Task description:
Reply only with how many lines contain the word "this".

Extracted records:
*****

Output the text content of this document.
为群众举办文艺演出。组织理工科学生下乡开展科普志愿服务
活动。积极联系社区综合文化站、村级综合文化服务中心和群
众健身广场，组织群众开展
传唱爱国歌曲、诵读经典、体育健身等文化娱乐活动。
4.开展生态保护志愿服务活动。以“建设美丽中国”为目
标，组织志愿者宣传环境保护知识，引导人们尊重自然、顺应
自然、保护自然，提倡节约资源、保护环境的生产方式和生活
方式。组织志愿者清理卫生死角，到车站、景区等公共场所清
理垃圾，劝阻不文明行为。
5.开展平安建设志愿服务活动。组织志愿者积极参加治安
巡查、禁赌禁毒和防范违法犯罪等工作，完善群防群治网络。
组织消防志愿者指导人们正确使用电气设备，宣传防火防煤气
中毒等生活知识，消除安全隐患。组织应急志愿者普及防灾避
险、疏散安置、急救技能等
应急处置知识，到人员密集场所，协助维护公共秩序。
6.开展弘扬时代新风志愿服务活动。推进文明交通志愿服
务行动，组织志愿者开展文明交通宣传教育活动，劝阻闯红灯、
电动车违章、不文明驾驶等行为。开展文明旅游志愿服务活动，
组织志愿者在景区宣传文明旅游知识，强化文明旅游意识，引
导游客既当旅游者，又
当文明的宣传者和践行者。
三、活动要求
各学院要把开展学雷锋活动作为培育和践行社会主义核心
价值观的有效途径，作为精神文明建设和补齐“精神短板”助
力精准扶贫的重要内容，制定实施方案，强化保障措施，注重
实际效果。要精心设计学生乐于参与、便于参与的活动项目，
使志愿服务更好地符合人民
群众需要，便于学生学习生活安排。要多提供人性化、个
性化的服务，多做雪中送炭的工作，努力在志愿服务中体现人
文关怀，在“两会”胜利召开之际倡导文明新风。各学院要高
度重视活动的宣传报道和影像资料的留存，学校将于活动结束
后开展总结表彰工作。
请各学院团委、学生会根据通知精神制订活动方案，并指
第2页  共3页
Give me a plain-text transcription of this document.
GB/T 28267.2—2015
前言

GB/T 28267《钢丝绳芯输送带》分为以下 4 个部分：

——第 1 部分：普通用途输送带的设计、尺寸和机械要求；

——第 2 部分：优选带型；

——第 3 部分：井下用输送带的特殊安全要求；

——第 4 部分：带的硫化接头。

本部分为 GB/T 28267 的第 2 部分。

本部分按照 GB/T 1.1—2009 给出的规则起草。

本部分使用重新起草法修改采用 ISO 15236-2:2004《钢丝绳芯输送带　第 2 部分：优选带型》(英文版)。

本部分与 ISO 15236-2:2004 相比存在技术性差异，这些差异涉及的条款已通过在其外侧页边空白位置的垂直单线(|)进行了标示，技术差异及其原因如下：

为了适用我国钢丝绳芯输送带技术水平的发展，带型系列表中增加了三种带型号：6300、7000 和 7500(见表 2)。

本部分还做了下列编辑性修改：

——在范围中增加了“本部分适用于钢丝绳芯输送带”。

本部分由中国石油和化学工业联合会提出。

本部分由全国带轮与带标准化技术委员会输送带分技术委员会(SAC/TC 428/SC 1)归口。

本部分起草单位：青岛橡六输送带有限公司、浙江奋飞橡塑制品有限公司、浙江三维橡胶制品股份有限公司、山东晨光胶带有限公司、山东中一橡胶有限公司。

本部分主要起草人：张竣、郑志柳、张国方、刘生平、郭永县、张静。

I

*****

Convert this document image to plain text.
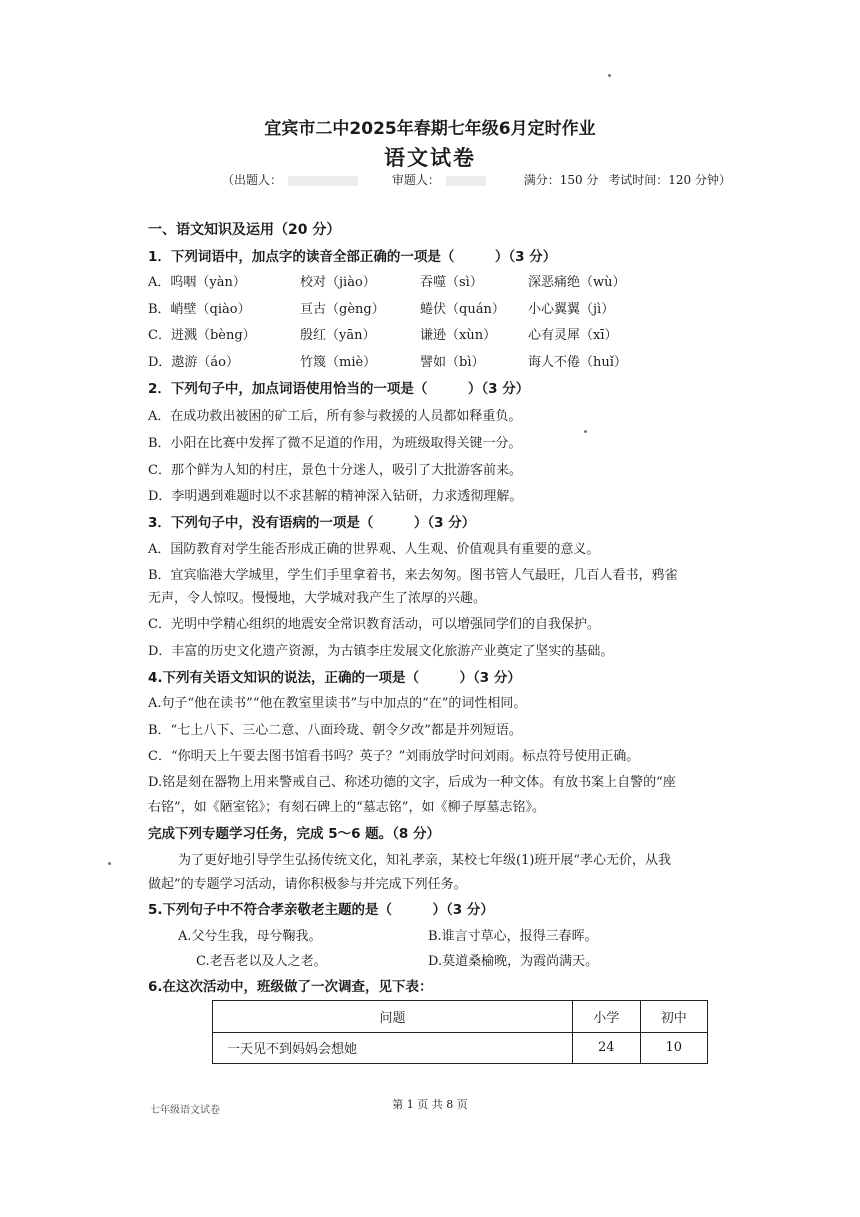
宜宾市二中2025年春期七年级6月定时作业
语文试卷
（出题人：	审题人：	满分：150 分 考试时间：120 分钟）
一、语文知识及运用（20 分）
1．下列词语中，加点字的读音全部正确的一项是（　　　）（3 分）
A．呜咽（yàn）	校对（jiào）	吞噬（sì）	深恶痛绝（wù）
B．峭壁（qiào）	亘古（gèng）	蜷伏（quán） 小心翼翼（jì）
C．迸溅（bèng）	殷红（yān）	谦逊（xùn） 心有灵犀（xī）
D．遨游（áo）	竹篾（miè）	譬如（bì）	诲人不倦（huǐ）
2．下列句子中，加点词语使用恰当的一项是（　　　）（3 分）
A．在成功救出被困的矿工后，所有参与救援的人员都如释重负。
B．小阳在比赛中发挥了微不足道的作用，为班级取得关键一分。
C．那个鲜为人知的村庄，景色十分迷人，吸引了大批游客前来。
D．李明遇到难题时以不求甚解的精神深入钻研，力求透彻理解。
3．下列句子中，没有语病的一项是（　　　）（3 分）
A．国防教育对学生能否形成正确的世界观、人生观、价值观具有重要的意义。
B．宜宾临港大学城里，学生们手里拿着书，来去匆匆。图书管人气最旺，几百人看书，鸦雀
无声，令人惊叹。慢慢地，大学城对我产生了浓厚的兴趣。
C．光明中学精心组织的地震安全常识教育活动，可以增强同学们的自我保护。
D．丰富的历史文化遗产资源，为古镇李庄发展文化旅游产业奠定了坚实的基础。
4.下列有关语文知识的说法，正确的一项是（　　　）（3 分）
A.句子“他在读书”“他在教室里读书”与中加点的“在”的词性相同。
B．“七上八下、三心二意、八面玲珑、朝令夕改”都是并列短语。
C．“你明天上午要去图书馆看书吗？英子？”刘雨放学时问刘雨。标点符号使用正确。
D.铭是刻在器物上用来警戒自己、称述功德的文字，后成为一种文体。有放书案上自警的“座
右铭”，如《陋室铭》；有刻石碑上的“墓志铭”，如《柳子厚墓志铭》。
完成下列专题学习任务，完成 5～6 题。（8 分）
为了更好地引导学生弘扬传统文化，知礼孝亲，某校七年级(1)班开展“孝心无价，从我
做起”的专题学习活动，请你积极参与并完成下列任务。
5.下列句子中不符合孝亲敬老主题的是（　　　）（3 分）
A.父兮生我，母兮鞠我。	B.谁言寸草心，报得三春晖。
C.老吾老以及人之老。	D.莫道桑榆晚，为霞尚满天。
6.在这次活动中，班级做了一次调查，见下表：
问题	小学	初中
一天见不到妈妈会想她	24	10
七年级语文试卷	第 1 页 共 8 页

*****

Solution:
3